[Task statement] Leave out every picture, then transcribe the rest of the listing exactly.

:::::

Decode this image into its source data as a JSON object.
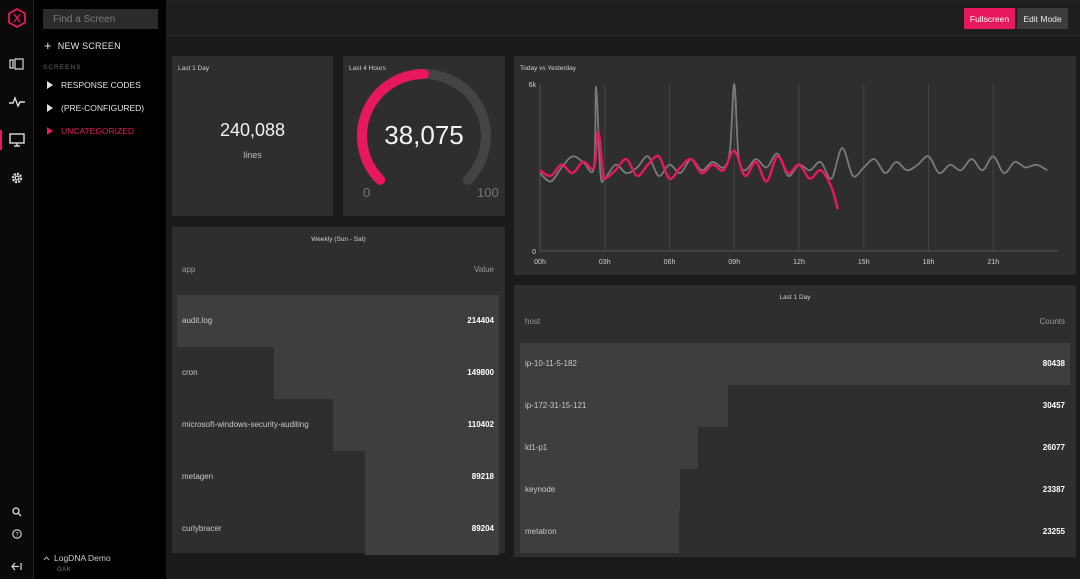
{
  "sidebar": {
    "search_placeholder": "Find a Screen",
    "new_screen": "NEW SCREEN",
    "section_title": "SCREENS",
    "items": [
      {
        "label": "RESPONSE CODES",
        "active": false
      },
      {
        "label": "(PRE-CONFIGURED)",
        "active": false
      },
      {
        "label": "UNCATEGORIZED",
        "active": true
      }
    ],
    "org_name": "LogDNA Demo",
    "org_sub": "OAK"
  },
  "rail": {
    "icons": [
      "logo-icon",
      "views-icon",
      "activity-icon",
      "screens-icon",
      "settings-icon",
      "search-icon",
      "help-icon",
      "collapse-icon"
    ],
    "active": "screens-icon"
  },
  "toolbar": {
    "fullscreen_label": "Fullscreen",
    "edit_label": "Edit Mode"
  },
  "colors": {
    "accent": "#e8185c",
    "panel": "#2e2e2e",
    "background": "#1b1b1b"
  },
  "count_widget": {
    "title": "Last 1 Day",
    "value": "240,088",
    "unit": "lines"
  },
  "gauge_widget": {
    "title": "Last 4 Hours",
    "value": "38,075",
    "min": "0",
    "max": "100",
    "fill_fraction": 0.5
  },
  "line_widget": {
    "title": "Today vs Yesterday"
  },
  "chart_data": {
    "type": "line",
    "ylim": [
      0,
      6000
    ],
    "y_ticks": [
      "0",
      "6k"
    ],
    "x_ticks": [
      "00h",
      "03h",
      "06h",
      "09h",
      "12h",
      "15h",
      "18h",
      "21h"
    ],
    "x_tick_hours": [
      0,
      3,
      6,
      9,
      12,
      15,
      18,
      21
    ],
    "series": [
      {
        "color": "#7a7a7a",
        "x": [
          0,
          0.5,
          1,
          1.5,
          2,
          2.5,
          2.6,
          2.8,
          3,
          3.5,
          4,
          4.5,
          5,
          5.5,
          6,
          6.5,
          7,
          7.5,
          8,
          8.5,
          8.8,
          9,
          9.2,
          9.5,
          10,
          10.5,
          11,
          11.5,
          12,
          12.5,
          13,
          13.5,
          14,
          14.5,
          15,
          15.5,
          16,
          16.5,
          17,
          17.5,
          18,
          18.5,
          19,
          19.5,
          20,
          20.5,
          21,
          21.5,
          22,
          22.5,
          23,
          23.5
        ],
        "values": [
          2800,
          2500,
          3000,
          3400,
          3200,
          3000,
          5900,
          2800,
          2600,
          3100,
          2800,
          3000,
          3400,
          2700,
          3100,
          2800,
          3300,
          2900,
          3200,
          3000,
          3600,
          6000,
          3400,
          2900,
          3300,
          3000,
          3500,
          2700,
          3100,
          2900,
          3200,
          2600,
          3700,
          2700,
          3000,
          3300,
          2800,
          3200,
          2900,
          3100,
          3400,
          2800,
          3100,
          2900,
          3300,
          2900,
          3400,
          2800,
          3200,
          3000,
          3100,
          2900
        ]
      },
      {
        "color": "#e8185c",
        "x": [
          0,
          0.5,
          1,
          1.5,
          2,
          2.5,
          2.7,
          2.9,
          3,
          3.5,
          4,
          4.5,
          5,
          5.5,
          6,
          6.5,
          7,
          7.5,
          8,
          8.5,
          9,
          9.5,
          10,
          10.5,
          11,
          11.5,
          12,
          12.5,
          13,
          13.5,
          13.8
        ],
        "values": [
          2900,
          2700,
          3100,
          2800,
          3200,
          3000,
          4300,
          2900,
          2600,
          2900,
          3300,
          2700,
          3100,
          3400,
          2600,
          3000,
          3300,
          2800,
          3100,
          2900,
          3600,
          2700,
          3200,
          2500,
          3400,
          2800,
          3100,
          2600,
          2900,
          2300,
          1500
        ]
      }
    ]
  },
  "weekly_table": {
    "title": "Weekly (Sun - Sat)",
    "col1": "app",
    "col2": "Value",
    "rows": [
      {
        "label": "audit.log",
        "value": "214404",
        "num": 214404
      },
      {
        "label": "cron",
        "value": "149800",
        "num": 149800
      },
      {
        "label": "microsoft-windows-security-auditing",
        "value": "110402",
        "num": 110402
      },
      {
        "label": "metagen",
        "value": "89218",
        "num": 89218
      },
      {
        "label": "curlybracer",
        "value": "89204",
        "num": 89204
      }
    ]
  },
  "host_table": {
    "title": "Last 1 Day",
    "col1": "host",
    "col2": "Counts",
    "rows": [
      {
        "label": "ip-10-11-5-182",
        "value": "80438",
        "num": 80438
      },
      {
        "label": "ip-172-31-15-121",
        "value": "30457",
        "num": 30457
      },
      {
        "label": "ld1-p1",
        "value": "26077",
        "num": 26077
      },
      {
        "label": "keynode",
        "value": "23387",
        "num": 23387
      },
      {
        "label": "metatron",
        "value": "23255",
        "num": 23255
      }
    ]
  }
}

:::::

[Worked answer]
Decode this image into its source data as a JSON object.
{
  "sidebar": {
    "search_placeholder": "Find a Screen",
    "new_screen": "NEW SCREEN",
    "section_title": "SCREENS",
    "items": [
      {
        "label": "RESPONSE CODES",
        "active": false
      },
      {
        "label": "(PRE-CONFIGURED)",
        "active": false
      },
      {
        "label": "UNCATEGORIZED",
        "active": true
      }
    ],
    "org_name": "LogDNA Demo",
    "org_sub": "OAK"
  },
  "rail": {
    "icons": [
      "logo-icon",
      "views-icon",
      "activity-icon",
      "screens-icon",
      "settings-icon",
      "search-icon",
      "help-icon",
      "collapse-icon"
    ],
    "active": "screens-icon"
  },
  "toolbar": {
    "fullscreen_label": "Fullscreen",
    "edit_label": "Edit Mode"
  },
  "colors": {
    "accent": "#e8185c",
    "panel": "#2e2e2e",
    "background": "#1b1b1b"
  },
  "count_widget": {
    "title": "Last 1 Day",
    "value": "240,088",
    "unit": "lines"
  },
  "gauge_widget": {
    "title": "Last 4 Hours",
    "value": "38,075",
    "min": "0",
    "max": "100",
    "fill_fraction": 0.5
  },
  "line_widget": {
    "title": "Today vs Yesterday"
  },
  "chart_data": {
    "type": "line",
    "ylim": [
      0,
      6000
    ],
    "y_ticks": [
      "0",
      "6k"
    ],
    "x_ticks": [
      "00h",
      "03h",
      "06h",
      "09h",
      "12h",
      "15h",
      "18h",
      "21h"
    ],
    "x_tick_hours": [
      0,
      3,
      6,
      9,
      12,
      15,
      18,
      21
    ],
    "series": [
      {
        "color": "#7a7a7a",
        "x": [
          0,
          0.5,
          1,
          1.5,
          2,
          2.5,
          2.6,
          2.8,
          3,
          3.5,
          4,
          4.5,
          5,
          5.5,
          6,
          6.5,
          7,
          7.5,
          8,
          8.5,
          8.8,
          9,
          9.2,
          9.5,
          10,
          10.5,
          11,
          11.5,
          12,
          12.5,
          13,
          13.5,
          14,
          14.5,
          15,
          15.5,
          16,
          16.5,
          17,
          17.5,
          18,
          18.5,
          19,
          19.5,
          20,
          20.5,
          21,
          21.5,
          22,
          22.5,
          23,
          23.5
        ],
        "values": [
          2800,
          2500,
          3000,
          3400,
          3200,
          3000,
          5900,
          2800,
          2600,
          3100,
          2800,
          3000,
          3400,
          2700,
          3100,
          2800,
          3300,
          2900,
          3200,
          3000,
          3600,
          6000,
          3400,
          2900,
          3300,
          3000,
          3500,
          2700,
          3100,
          2900,
          3200,
          2600,
          3700,
          2700,
          3000,
          3300,
          2800,
          3200,
          2900,
          3100,
          3400,
          2800,
          3100,
          2900,
          3300,
          2900,
          3400,
          2800,
          3200,
          3000,
          3100,
          2900
        ]
      },
      {
        "color": "#e8185c",
        "x": [
          0,
          0.5,
          1,
          1.5,
          2,
          2.5,
          2.7,
          2.9,
          3,
          3.5,
          4,
          4.5,
          5,
          5.5,
          6,
          6.5,
          7,
          7.5,
          8,
          8.5,
          9,
          9.5,
          10,
          10.5,
          11,
          11.5,
          12,
          12.5,
          13,
          13.5,
          13.8
        ],
        "values": [
          2900,
          2700,
          3100,
          2800,
          3200,
          3000,
          4300,
          2900,
          2600,
          2900,
          3300,
          2700,
          3100,
          3400,
          2600,
          3000,
          3300,
          2800,
          3100,
          2900,
          3600,
          2700,
          3200,
          2500,
          3400,
          2800,
          3100,
          2600,
          2900,
          2300,
          1500
        ]
      }
    ]
  },
  "weekly_table": {
    "title": "Weekly (Sun - Sat)",
    "col1": "app",
    "col2": "Value",
    "rows": [
      {
        "label": "audit.log",
        "value": "214404",
        "num": 214404
      },
      {
        "label": "cron",
        "value": "149800",
        "num": 149800
      },
      {
        "label": "microsoft-windows-security-auditing",
        "value": "110402",
        "num": 110402
      },
      {
        "label": "metagen",
        "value": "89218",
        "num": 89218
      },
      {
        "label": "curlybracer",
        "value": "89204",
        "num": 89204
      }
    ]
  },
  "host_table": {
    "title": "Last 1 Day",
    "col1": "host",
    "col2": "Counts",
    "rows": [
      {
        "label": "ip-10-11-5-182",
        "value": "80438",
        "num": 80438
      },
      {
        "label": "ip-172-31-15-121",
        "value": "30457",
        "num": 30457
      },
      {
        "label": "ld1-p1",
        "value": "26077",
        "num": 26077
      },
      {
        "label": "keynode",
        "value": "23387",
        "num": 23387
      },
      {
        "label": "metatron",
        "value": "23255",
        "num": 23255
      }
    ]
  }
}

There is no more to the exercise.